Records shown:
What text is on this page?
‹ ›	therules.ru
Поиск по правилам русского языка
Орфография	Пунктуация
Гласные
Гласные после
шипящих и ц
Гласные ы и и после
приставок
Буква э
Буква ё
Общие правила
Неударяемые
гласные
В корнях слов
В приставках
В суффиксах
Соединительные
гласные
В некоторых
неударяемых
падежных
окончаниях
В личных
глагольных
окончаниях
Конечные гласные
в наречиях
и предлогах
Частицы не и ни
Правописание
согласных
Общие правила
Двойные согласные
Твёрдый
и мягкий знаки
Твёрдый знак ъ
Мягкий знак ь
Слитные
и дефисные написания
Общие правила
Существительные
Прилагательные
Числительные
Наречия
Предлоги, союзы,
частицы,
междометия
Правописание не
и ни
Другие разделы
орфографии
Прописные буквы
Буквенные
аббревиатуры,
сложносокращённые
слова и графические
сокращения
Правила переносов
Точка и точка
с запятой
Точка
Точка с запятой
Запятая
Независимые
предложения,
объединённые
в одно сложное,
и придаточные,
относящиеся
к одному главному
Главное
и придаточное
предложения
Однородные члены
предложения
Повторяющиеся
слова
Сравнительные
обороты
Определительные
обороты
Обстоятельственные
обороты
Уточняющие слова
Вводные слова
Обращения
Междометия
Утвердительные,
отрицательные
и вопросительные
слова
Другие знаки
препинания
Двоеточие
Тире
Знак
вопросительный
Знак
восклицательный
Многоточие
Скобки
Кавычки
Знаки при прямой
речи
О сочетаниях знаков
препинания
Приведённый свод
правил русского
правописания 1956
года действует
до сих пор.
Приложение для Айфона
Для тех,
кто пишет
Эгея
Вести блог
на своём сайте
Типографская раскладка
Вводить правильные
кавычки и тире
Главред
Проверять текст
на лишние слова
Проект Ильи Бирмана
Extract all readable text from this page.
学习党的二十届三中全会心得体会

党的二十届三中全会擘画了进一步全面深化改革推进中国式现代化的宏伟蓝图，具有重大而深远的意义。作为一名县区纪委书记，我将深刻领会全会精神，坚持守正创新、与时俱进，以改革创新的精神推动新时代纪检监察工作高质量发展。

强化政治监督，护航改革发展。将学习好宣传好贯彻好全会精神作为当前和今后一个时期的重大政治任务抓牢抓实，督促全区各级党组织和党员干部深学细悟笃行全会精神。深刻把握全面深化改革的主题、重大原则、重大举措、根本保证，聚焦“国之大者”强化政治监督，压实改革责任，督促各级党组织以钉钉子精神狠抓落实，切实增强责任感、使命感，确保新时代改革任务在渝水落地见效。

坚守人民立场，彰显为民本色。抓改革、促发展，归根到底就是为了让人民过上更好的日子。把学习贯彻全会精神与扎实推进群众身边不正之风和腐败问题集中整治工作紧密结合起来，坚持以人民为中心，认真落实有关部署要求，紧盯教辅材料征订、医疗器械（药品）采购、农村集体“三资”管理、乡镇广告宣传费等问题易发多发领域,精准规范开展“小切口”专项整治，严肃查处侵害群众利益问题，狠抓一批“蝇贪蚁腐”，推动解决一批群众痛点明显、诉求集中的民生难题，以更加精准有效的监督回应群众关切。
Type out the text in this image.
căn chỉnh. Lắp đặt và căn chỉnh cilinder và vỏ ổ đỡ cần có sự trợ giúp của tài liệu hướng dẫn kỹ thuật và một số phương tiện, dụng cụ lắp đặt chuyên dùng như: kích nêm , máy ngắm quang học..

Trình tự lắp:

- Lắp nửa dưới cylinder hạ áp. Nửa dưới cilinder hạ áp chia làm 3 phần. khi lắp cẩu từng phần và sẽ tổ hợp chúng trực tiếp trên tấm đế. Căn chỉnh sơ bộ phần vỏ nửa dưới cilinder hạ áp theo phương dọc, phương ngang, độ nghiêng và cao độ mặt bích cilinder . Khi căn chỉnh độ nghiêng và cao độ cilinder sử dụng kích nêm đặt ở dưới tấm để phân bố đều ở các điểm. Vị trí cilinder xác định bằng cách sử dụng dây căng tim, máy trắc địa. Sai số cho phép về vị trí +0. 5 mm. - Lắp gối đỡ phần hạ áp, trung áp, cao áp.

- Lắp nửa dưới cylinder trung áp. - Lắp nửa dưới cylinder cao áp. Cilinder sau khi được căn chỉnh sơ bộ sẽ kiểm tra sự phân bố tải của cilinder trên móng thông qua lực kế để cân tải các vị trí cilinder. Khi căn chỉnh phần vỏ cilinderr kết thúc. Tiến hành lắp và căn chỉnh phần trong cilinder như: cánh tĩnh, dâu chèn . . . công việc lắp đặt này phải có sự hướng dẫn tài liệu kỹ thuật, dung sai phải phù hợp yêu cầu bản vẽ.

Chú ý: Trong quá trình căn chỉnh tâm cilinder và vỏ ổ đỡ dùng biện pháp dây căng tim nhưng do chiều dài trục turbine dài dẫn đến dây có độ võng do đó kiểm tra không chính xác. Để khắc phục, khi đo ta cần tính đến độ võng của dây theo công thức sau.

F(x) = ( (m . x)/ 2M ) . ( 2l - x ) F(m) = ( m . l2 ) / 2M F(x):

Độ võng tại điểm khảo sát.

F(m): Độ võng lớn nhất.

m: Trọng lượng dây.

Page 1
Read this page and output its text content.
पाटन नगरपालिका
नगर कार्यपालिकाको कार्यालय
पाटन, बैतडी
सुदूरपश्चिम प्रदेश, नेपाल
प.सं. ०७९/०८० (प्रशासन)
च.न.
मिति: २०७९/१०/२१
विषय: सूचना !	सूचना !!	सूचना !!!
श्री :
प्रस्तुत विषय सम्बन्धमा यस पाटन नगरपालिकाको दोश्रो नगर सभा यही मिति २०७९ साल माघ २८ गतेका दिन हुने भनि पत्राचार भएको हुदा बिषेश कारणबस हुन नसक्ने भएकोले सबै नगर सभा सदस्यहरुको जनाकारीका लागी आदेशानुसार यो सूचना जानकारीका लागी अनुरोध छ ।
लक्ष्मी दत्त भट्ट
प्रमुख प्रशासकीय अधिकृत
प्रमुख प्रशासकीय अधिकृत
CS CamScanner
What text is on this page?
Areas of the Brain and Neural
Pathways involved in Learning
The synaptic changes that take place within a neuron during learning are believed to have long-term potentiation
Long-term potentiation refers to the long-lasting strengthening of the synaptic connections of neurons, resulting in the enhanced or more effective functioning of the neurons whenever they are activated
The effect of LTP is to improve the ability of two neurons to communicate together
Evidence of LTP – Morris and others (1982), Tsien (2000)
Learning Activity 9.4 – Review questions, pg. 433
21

Task instructions: Report only how many lines in the listing contain the string "русского".

Response to the exercise: 2